**Data shown:**

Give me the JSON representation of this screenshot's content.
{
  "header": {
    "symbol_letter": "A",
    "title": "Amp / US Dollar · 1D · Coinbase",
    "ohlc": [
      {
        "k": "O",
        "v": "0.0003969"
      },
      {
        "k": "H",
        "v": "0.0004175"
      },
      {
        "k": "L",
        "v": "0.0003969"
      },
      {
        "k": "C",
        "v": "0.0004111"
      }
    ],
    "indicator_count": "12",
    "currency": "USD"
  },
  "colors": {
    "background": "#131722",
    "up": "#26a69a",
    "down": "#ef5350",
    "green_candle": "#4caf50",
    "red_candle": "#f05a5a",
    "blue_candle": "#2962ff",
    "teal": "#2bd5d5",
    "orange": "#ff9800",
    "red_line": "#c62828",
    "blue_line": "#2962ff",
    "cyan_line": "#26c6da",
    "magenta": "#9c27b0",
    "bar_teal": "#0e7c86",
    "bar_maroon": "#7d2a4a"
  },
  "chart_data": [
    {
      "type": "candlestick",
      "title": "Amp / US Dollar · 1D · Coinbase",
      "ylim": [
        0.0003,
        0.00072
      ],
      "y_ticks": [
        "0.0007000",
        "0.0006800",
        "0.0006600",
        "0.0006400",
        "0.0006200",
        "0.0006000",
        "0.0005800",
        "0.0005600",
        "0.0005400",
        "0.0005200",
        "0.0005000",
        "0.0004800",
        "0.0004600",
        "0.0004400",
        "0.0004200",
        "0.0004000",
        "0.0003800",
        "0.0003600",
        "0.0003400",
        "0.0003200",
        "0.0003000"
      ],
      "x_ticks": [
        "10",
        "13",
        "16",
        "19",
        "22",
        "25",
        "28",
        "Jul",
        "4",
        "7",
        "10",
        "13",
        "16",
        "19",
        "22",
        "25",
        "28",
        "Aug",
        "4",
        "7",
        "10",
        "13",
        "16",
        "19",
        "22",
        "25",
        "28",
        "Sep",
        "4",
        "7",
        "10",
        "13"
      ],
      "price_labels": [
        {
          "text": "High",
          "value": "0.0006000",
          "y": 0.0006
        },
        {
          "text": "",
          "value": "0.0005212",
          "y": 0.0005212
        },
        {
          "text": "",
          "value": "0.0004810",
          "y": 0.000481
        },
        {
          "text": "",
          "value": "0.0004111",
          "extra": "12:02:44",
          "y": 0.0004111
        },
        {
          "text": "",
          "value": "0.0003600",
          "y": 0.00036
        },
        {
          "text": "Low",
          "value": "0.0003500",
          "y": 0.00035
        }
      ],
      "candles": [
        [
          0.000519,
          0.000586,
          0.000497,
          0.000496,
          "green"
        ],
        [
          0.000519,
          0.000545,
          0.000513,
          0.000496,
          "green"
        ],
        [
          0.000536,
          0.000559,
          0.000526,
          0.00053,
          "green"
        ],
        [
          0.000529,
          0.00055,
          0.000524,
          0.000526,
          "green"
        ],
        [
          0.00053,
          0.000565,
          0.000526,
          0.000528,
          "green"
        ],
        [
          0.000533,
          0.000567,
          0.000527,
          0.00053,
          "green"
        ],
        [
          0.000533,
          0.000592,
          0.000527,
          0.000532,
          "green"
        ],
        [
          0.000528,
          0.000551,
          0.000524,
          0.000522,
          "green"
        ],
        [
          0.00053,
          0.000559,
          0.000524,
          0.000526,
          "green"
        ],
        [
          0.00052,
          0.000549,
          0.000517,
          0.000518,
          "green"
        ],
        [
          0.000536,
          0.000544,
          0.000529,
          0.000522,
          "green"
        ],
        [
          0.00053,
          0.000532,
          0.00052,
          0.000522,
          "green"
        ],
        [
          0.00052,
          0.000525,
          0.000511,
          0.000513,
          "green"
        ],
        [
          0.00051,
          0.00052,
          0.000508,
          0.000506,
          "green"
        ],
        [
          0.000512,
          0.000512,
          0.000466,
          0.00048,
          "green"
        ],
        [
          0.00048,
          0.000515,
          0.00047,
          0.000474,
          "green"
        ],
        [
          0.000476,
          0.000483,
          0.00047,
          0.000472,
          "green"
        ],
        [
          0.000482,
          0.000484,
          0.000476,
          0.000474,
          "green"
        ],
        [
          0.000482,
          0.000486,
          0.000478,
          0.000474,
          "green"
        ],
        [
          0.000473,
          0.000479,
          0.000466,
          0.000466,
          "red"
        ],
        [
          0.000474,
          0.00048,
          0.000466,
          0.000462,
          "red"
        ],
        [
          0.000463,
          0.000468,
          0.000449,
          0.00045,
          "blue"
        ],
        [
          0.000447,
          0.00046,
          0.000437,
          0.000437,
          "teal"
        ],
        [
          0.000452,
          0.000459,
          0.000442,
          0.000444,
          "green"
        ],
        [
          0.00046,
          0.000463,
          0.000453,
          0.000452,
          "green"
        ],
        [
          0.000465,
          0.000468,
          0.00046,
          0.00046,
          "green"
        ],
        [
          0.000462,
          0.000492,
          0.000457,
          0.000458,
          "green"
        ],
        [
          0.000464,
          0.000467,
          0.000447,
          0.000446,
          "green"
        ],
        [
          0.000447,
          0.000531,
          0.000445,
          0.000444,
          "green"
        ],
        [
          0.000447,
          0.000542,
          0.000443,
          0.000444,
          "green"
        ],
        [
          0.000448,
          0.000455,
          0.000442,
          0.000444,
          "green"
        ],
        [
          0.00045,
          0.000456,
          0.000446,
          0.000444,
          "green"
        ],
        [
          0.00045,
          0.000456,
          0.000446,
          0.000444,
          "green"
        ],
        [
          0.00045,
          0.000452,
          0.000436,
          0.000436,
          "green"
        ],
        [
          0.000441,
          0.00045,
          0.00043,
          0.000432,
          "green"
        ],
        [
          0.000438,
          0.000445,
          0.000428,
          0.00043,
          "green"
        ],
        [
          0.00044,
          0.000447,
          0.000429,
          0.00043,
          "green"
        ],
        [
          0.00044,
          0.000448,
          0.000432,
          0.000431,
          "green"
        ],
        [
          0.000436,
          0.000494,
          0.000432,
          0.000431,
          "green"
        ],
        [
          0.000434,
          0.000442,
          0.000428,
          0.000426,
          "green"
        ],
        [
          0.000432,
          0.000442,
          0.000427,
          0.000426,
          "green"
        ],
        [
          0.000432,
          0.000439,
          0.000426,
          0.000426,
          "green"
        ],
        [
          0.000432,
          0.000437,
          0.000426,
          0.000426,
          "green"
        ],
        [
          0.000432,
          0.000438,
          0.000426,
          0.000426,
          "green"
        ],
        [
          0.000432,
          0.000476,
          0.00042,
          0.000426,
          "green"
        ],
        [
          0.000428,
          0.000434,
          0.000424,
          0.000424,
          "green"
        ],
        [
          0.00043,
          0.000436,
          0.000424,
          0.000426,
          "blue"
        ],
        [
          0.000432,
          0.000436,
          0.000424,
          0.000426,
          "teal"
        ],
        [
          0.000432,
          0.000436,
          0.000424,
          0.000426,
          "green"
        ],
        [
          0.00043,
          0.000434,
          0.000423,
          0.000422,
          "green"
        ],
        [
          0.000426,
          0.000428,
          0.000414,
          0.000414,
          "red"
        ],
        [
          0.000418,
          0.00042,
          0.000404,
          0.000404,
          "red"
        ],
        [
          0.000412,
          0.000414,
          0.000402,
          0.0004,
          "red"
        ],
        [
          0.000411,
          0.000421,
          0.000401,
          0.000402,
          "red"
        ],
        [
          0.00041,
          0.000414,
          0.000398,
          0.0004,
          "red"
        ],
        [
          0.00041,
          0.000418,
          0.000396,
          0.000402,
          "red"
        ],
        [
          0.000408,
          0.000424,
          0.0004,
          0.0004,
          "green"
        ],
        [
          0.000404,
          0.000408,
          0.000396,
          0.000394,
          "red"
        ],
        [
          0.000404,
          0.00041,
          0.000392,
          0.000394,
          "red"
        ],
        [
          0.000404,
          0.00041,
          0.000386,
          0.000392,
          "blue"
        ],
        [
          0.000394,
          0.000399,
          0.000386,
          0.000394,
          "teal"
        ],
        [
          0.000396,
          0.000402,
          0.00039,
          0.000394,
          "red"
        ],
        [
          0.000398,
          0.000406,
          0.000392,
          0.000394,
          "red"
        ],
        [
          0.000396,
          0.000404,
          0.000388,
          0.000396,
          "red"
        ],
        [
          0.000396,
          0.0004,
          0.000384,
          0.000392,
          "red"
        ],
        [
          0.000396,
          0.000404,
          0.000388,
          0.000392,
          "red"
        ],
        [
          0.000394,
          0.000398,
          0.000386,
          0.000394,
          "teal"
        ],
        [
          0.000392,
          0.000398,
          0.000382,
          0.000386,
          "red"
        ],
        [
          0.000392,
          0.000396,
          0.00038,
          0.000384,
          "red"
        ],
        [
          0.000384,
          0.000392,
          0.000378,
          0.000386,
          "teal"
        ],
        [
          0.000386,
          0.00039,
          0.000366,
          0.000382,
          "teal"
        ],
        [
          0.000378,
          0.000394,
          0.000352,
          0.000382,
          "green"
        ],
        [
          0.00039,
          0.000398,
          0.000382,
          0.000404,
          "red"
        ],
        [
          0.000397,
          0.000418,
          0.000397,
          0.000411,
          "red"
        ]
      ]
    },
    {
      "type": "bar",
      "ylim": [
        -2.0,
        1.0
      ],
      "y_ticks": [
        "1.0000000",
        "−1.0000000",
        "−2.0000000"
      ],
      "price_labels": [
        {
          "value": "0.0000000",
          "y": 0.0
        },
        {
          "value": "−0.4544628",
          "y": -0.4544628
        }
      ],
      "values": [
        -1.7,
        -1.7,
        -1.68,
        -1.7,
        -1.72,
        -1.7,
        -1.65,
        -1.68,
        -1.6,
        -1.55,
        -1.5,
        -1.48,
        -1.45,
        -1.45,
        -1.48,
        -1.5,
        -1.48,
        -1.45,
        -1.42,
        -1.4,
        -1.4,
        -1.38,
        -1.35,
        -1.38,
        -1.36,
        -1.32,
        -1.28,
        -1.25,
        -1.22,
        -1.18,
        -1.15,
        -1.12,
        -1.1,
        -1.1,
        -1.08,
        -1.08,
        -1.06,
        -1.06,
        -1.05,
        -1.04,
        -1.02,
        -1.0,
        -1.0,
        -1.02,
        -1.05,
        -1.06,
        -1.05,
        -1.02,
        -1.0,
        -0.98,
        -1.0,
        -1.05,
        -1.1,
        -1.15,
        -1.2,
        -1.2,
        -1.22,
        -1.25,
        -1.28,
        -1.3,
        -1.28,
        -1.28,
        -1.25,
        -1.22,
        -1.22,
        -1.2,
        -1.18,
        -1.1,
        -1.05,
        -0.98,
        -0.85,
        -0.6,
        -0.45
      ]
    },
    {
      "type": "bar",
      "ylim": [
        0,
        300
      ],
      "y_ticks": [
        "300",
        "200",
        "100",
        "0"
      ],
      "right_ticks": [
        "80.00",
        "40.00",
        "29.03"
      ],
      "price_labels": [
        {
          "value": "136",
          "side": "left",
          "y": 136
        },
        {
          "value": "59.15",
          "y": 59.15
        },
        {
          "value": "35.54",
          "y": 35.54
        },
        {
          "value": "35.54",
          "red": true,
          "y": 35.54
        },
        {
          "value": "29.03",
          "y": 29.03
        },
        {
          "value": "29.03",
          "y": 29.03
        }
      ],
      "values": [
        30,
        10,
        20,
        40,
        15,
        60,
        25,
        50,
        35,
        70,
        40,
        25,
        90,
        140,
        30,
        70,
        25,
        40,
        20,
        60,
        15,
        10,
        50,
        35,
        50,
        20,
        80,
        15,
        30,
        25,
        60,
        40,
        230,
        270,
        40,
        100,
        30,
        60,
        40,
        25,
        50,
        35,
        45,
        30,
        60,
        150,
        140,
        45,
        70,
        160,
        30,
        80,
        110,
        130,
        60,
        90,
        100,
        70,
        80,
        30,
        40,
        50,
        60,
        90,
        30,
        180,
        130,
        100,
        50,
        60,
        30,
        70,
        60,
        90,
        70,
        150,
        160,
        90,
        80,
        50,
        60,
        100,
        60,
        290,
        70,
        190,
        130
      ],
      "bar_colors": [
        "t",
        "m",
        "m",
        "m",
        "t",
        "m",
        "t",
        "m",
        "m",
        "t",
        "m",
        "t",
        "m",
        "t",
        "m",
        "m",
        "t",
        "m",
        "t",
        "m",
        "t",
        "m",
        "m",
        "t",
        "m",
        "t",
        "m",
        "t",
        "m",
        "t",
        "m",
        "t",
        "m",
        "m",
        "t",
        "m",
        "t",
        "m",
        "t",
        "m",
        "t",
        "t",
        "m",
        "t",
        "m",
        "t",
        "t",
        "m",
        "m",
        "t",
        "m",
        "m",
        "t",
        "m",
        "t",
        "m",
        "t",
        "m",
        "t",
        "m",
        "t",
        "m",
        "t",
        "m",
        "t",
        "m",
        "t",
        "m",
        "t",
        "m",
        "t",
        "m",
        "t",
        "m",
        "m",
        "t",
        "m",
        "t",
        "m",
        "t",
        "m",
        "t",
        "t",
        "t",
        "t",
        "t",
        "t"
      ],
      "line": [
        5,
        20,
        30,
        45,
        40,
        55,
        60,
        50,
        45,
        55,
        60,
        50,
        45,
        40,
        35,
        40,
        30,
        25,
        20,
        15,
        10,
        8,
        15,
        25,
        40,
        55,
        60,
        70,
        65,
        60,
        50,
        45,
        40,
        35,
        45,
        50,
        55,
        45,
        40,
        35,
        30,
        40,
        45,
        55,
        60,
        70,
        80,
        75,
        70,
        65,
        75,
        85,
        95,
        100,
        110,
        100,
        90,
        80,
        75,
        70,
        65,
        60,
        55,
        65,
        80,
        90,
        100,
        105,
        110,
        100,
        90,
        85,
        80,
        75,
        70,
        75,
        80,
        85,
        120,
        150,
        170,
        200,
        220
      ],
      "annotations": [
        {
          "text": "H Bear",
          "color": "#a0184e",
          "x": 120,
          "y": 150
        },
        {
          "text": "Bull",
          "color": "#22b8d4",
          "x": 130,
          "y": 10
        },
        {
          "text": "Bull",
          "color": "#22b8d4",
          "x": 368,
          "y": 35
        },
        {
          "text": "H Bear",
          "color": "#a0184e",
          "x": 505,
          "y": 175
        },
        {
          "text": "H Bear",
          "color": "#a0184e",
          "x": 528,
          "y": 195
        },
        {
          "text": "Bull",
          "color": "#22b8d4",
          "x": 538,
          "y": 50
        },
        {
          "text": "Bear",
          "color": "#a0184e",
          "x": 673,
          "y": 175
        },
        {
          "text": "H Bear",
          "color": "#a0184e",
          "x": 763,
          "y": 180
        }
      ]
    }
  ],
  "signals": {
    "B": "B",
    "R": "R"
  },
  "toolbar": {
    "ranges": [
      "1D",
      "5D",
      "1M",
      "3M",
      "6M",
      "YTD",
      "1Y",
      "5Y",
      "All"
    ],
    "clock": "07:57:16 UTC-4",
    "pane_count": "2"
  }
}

**What the task requires:** Report all lines of the data that include the word "Coinbase".

**Result for this exercise:**
    "title": "Amp / US Dollar · 1D · Coinbase",
      "title": "Amp / US Dollar · 1D · Coinbase",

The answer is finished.